++++ Given information

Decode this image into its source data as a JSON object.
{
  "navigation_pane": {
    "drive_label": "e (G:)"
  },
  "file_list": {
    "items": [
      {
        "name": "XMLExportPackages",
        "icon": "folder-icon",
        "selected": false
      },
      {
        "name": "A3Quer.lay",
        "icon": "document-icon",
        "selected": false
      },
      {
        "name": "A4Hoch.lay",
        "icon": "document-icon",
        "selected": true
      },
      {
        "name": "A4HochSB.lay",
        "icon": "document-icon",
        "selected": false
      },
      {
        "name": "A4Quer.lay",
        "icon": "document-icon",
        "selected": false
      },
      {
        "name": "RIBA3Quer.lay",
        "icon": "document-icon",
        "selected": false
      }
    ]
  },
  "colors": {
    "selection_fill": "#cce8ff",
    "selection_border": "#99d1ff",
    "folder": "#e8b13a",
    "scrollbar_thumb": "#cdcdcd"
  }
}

++++++++

:: Direction ::
Faithfully copy every entry, leaving nothing out.

:: Exercise output ::
Decode this image into its source data as a JSON object.
{
  "navigation_pane": {
    "drive_label": "e (G:)"
  },
  "file_list": {
    "items": [
      {
        "name": "XMLExportPackages",
        "icon": "folder-icon",
        "selected": false
      },
      {
        "name": "A3Quer.lay",
        "icon": "document-icon",
        "selected": false
      },
      {
        "name": "A4Hoch.lay",
        "icon": "document-icon",
        "selected": true
      },
      {
        "name": "A4HochSB.lay",
        "icon": "document-icon",
        "selected": false
      },
      {
        "name": "A4Quer.lay",
        "icon": "document-icon",
        "selected": false
      },
      {
        "name": "RIBA3Quer.lay",
        "icon": "document-icon",
        "selected": false
      }
    ]
  },
  "colors": {
    "selection_fill": "#cce8ff",
    "selection_border": "#99d1ff",
    "folder": "#e8b13a",
    "scrollbar_thumb": "#cdcdcd"
  }
}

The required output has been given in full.